| Data section |
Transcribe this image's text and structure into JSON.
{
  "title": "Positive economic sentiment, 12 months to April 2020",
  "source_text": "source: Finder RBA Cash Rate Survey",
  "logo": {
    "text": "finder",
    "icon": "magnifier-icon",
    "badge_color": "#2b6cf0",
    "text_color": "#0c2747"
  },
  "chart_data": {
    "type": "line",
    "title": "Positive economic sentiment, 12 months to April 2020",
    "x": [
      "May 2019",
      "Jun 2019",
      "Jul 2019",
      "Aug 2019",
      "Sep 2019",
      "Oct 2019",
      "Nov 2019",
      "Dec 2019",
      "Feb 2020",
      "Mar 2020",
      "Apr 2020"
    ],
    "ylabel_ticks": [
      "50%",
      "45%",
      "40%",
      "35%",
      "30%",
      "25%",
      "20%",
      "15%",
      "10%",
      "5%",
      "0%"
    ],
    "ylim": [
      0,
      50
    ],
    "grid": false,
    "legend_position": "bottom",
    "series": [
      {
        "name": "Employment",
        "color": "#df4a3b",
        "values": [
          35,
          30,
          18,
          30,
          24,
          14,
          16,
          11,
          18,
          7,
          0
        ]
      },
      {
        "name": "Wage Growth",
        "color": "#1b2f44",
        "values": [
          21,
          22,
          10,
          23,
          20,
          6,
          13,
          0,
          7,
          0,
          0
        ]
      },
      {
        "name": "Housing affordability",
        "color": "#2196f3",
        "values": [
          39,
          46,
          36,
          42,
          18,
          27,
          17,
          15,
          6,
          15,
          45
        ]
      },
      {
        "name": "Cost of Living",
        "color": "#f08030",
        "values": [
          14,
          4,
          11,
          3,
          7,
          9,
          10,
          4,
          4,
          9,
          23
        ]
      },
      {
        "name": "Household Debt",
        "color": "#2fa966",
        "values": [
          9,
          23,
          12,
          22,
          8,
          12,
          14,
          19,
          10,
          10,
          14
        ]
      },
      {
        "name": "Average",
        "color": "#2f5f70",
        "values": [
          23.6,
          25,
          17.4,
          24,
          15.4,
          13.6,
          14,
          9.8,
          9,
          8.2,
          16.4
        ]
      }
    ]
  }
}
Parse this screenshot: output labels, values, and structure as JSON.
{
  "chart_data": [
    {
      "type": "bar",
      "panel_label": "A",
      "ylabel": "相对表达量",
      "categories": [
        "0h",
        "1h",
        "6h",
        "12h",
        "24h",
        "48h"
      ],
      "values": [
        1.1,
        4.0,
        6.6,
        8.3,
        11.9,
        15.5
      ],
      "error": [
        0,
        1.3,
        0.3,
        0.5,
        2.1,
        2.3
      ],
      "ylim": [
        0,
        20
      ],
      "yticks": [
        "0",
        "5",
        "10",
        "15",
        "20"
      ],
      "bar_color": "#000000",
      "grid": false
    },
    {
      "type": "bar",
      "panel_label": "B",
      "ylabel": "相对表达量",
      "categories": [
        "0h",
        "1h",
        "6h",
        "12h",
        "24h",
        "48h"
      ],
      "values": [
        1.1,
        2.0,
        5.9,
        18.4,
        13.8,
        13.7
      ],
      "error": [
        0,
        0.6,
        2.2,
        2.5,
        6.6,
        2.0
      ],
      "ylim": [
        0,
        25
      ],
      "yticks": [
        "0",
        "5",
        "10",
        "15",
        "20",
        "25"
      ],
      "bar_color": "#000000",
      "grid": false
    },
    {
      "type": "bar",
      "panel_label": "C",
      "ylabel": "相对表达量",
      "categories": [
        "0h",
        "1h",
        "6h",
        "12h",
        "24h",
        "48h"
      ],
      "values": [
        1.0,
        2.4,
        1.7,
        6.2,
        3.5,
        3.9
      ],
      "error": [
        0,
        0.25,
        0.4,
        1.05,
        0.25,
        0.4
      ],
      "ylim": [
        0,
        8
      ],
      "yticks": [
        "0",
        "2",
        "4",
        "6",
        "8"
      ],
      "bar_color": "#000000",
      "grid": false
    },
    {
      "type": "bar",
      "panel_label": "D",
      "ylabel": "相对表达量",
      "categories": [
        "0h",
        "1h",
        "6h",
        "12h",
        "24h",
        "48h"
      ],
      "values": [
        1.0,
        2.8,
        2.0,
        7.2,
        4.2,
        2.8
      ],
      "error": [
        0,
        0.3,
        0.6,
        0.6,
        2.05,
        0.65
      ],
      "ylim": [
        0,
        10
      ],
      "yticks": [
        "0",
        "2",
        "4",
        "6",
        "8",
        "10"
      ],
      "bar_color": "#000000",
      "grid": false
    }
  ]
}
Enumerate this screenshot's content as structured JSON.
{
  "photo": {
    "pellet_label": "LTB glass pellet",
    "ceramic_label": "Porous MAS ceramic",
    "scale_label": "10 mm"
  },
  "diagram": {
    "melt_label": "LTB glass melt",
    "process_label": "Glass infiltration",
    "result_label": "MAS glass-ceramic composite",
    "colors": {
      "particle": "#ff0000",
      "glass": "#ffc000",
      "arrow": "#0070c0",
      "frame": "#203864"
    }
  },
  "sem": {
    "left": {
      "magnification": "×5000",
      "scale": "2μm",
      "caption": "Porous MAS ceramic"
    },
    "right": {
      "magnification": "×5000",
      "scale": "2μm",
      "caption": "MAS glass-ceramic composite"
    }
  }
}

| Exercise task |
Copy out each line of the listing that holds "composite".

| Response for this exercise |
    "result_label": "MAS glass-ceramic composite",
      "caption": "MAS glass-ceramic composite"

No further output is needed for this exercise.